→ **Data lines**

______

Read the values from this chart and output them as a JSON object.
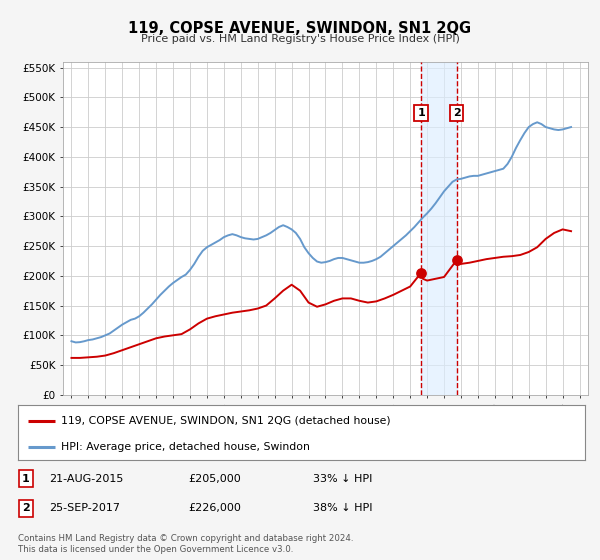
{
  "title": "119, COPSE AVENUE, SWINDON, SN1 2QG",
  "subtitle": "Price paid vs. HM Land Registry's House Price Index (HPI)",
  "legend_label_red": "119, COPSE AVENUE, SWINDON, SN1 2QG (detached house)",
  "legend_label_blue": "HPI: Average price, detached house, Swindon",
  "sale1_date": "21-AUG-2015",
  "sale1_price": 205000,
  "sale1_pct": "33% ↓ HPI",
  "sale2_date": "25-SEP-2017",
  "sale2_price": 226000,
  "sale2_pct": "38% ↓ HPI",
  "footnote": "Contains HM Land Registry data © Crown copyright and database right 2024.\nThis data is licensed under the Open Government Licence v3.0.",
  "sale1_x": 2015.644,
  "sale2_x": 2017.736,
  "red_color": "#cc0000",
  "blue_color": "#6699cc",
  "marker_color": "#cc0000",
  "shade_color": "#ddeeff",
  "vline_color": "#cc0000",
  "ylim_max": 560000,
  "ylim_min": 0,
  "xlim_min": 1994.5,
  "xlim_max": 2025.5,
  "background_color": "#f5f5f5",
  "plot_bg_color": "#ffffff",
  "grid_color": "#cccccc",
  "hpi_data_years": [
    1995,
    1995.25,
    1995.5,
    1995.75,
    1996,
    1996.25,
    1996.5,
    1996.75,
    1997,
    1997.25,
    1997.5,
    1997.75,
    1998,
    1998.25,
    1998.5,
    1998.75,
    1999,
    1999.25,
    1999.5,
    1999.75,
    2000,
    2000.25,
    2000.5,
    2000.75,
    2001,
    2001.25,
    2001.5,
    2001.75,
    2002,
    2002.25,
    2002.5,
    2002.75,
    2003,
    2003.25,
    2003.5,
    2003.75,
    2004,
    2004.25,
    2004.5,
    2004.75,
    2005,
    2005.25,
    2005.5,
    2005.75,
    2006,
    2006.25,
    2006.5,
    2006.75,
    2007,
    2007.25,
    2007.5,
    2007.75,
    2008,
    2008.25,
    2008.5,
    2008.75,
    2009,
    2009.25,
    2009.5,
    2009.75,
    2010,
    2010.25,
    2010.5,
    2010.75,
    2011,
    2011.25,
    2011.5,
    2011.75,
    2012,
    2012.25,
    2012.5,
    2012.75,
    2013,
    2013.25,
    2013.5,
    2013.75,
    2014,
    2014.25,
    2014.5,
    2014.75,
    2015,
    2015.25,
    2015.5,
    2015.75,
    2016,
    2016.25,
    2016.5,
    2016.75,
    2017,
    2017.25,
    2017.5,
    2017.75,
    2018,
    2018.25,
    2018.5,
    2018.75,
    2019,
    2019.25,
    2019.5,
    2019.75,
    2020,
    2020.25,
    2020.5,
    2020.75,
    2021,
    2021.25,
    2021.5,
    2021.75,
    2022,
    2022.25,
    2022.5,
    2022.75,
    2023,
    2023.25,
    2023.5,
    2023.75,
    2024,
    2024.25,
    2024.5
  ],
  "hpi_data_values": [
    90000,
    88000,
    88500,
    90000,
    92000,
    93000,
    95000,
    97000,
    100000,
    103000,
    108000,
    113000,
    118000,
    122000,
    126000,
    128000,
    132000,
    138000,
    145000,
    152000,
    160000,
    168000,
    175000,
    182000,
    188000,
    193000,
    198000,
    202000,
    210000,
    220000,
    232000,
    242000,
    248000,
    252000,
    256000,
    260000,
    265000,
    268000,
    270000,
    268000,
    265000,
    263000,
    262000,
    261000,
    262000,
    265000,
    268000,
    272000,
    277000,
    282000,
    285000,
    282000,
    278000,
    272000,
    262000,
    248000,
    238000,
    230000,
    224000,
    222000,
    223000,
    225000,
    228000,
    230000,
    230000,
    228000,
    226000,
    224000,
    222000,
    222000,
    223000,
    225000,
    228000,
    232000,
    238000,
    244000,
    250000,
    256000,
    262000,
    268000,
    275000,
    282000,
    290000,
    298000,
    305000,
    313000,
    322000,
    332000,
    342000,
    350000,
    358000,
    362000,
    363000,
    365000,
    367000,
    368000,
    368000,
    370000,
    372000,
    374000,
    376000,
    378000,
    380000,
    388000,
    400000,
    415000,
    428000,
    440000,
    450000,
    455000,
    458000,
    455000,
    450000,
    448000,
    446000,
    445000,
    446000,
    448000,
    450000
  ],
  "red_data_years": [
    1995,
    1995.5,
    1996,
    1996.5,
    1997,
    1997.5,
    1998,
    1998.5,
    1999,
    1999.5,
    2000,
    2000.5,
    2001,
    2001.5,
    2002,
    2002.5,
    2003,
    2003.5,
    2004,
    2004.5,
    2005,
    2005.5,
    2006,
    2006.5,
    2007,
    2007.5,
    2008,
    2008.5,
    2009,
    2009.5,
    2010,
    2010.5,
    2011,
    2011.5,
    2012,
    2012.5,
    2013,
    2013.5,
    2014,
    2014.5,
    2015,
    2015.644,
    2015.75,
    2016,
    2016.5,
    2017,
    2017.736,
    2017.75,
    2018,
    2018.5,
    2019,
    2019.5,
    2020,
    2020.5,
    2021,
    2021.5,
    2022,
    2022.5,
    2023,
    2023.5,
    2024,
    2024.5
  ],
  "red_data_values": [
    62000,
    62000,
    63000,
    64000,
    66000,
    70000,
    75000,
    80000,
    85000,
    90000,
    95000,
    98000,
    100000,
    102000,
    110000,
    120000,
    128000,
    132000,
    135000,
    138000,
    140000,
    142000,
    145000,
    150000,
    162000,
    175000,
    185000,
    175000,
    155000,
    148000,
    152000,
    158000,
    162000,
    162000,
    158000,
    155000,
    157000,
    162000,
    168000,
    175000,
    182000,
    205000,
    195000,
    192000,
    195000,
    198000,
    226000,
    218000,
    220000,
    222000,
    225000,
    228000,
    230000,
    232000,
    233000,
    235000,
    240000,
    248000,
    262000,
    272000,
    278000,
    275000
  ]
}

______

→ **Problem requirements**
Omit all pictures while transcribing the entries verbatim.

→ **Task output**
Read the values from this chart and output them as a JSON object.
{
  "title": "119, COPSE AVENUE, SWINDON, SN1 2QG",
  "subtitle": "Price paid vs. HM Land Registry's House Price Index (HPI)",
  "legend_label_red": "119, COPSE AVENUE, SWINDON, SN1 2QG (detached house)",
  "legend_label_blue": "HPI: Average price, detached house, Swindon",
  "sale1_date": "21-AUG-2015",
  "sale1_price": 205000,
  "sale1_pct": "33% ↓ HPI",
  "sale2_date": "25-SEP-2017",
  "sale2_price": 226000,
  "sale2_pct": "38% ↓ HPI",
  "footnote": "Contains HM Land Registry data © Crown copyright and database right 2024.\nThis data is licensed under the Open Government Licence v3.0.",
  "sale1_x": 2015.644,
  "sale2_x": 2017.736,
  "red_color": "#cc0000",
  "blue_color": "#6699cc",
  "marker_color": "#cc0000",
  "shade_color": "#ddeeff",
  "vline_color": "#cc0000",
  "ylim_max": 560000,
  "ylim_min": 0,
  "xlim_min": 1994.5,
  "xlim_max": 2025.5,
  "background_color": "#f5f5f5",
  "plot_bg_color": "#ffffff",
  "grid_color": "#cccccc",
  "hpi_data_years": [
    1995,
    1995.25,
    1995.5,
    1995.75,
    1996,
    1996.25,
    1996.5,
    1996.75,
    1997,
    1997.25,
    1997.5,
    1997.75,
    1998,
    1998.25,
    1998.5,
    1998.75,
    1999,
    1999.25,
    1999.5,
    1999.75,
    2000,
    2000.25,
    2000.5,
    2000.75,
    2001,
    2001.25,
    2001.5,
    2001.75,
    2002,
    2002.25,
    2002.5,
    2002.75,
    2003,
    2003.25,
    2003.5,
    2003.75,
    2004,
    2004.25,
    2004.5,
    2004.75,
    2005,
    2005.25,
    2005.5,
    2005.75,
    2006,
    2006.25,
    2006.5,
    2006.75,
    2007,
    2007.25,
    2007.5,
    2007.75,
    2008,
    2008.25,
    2008.5,
    2008.75,
    2009,
    2009.25,
    2009.5,
    2009.75,
    2010,
    2010.25,
    2010.5,
    2010.75,
    2011,
    2011.25,
    2011.5,
    2011.75,
    2012,
    2012.25,
    2012.5,
    2012.75,
    2013,
    2013.25,
    2013.5,
    2013.75,
    2014,
    2014.25,
    2014.5,
    2014.75,
    2015,
    2015.25,
    2015.5,
    2015.75,
    2016,
    2016.25,
    2016.5,
    2016.75,
    2017,
    2017.25,
    2017.5,
    2017.75,
    2018,
    2018.25,
    2018.5,
    2018.75,
    2019,
    2019.25,
    2019.5,
    2019.75,
    2020,
    2020.25,
    2020.5,
    2020.75,
    2021,
    2021.25,
    2021.5,
    2021.75,
    2022,
    2022.25,
    2022.5,
    2022.75,
    2023,
    2023.25,
    2023.5,
    2023.75,
    2024,
    2024.25,
    2024.5
  ],
  "hpi_data_values": [
    90000,
    88000,
    88500,
    90000,
    92000,
    93000,
    95000,
    97000,
    100000,
    103000,
    108000,
    113000,
    118000,
    122000,
    126000,
    128000,
    132000,
    138000,
    145000,
    152000,
    160000,
    168000,
    175000,
    182000,
    188000,
    193000,
    198000,
    202000,
    210000,
    220000,
    232000,
    242000,
    248000,
    252000,
    256000,
    260000,
    265000,
    268000,
    270000,
    268000,
    265000,
    263000,
    262000,
    261000,
    262000,
    265000,
    268000,
    272000,
    277000,
    282000,
    285000,
    282000,
    278000,
    272000,
    262000,
    248000,
    238000,
    230000,
    224000,
    222000,
    223000,
    225000,
    228000,
    230000,
    230000,
    228000,
    226000,
    224000,
    222000,
    222000,
    223000,
    225000,
    228000,
    232000,
    238000,
    244000,
    250000,
    256000,
    262000,
    268000,
    275000,
    282000,
    290000,
    298000,
    305000,
    313000,
    322000,
    332000,
    342000,
    350000,
    358000,
    362000,
    363000,
    365000,
    367000,
    368000,
    368000,
    370000,
    372000,
    374000,
    376000,
    378000,
    380000,
    388000,
    400000,
    415000,
    428000,
    440000,
    450000,
    455000,
    458000,
    455000,
    450000,
    448000,
    446000,
    445000,
    446000,
    448000,
    450000
  ],
  "red_data_years": [
    1995,
    1995.5,
    1996,
    1996.5,
    1997,
    1997.5,
    1998,
    1998.5,
    1999,
    1999.5,
    2000,
    2000.5,
    2001,
    2001.5,
    2002,
    2002.5,
    2003,
    2003.5,
    2004,
    2004.5,
    2005,
    2005.5,
    2006,
    2006.5,
    2007,
    2007.5,
    2008,
    2008.5,
    2009,
    2009.5,
    2010,
    2010.5,
    2011,
    2011.5,
    2012,
    2012.5,
    2013,
    2013.5,
    2014,
    2014.5,
    2015,
    2015.644,
    2015.75,
    2016,
    2016.5,
    2017,
    2017.736,
    2017.75,
    2018,
    2018.5,
    2019,
    2019.5,
    2020,
    2020.5,
    2021,
    2021.5,
    2022,
    2022.5,
    2023,
    2023.5,
    2024,
    2024.5
  ],
  "red_data_values": [
    62000,
    62000,
    63000,
    64000,
    66000,
    70000,
    75000,
    80000,
    85000,
    90000,
    95000,
    98000,
    100000,
    102000,
    110000,
    120000,
    128000,
    132000,
    135000,
    138000,
    140000,
    142000,
    145000,
    150000,
    162000,
    175000,
    185000,
    175000,
    155000,
    148000,
    152000,
    158000,
    162000,
    162000,
    158000,
    155000,
    157000,
    162000,
    168000,
    175000,
    182000,
    205000,
    195000,
    192000,
    195000,
    198000,
    226000,
    218000,
    220000,
    222000,
    225000,
    228000,
    230000,
    232000,
    233000,
    235000,
    240000,
    248000,
    262000,
    272000,
    278000,
    275000
  ]
}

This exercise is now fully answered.